**Directions for this task**
Find every line with the word "Defence". Copy those lines.

^^^^

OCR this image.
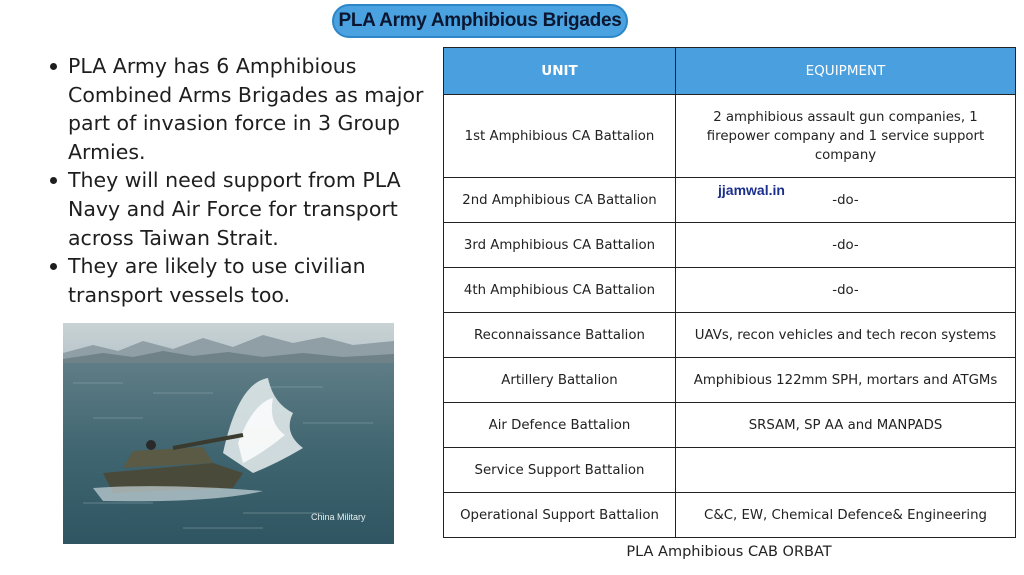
PLA Army Amphibious Brigades
PLA Army has 6 Amphibious Combined Arms Brigades as major part of invasion force in 3 Group Armies.
They will need support from PLA Navy and Air Force for transport across Taiwan Strait.
They are likely to use civilian transport vessels too.
China Military
UNIT	EQUIPMENT
1st Amphibious CA Battalion	2 amphibious assault gun companies, 1 firepower company and 1 service support company
2nd Amphibious CA Battalion	-do-
3rd Amphibious CA Battalion	-do-
4th Amphibious CA Battalion	-do-
Reconnaissance Battalion	UAVs, recon vehicles and tech recon systems
Artillery Battalion	Amphibious 122mm SPH, mortars and ATGMs
Air Defence Battalion	SRSAM, SP AA and MANPADS
Service Support Battalion	
Operational Support Battalion	C&C, EW, Chemical Defence& Engineering
jjamwal.in
PLA Amphibious CAB ORBAT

^^^^

**Answer**
Air Defence Battalion	SRSAM, SP AA and MANPADS
Operational Support Battalion	C&C, EW, Chemical Defence& Engineering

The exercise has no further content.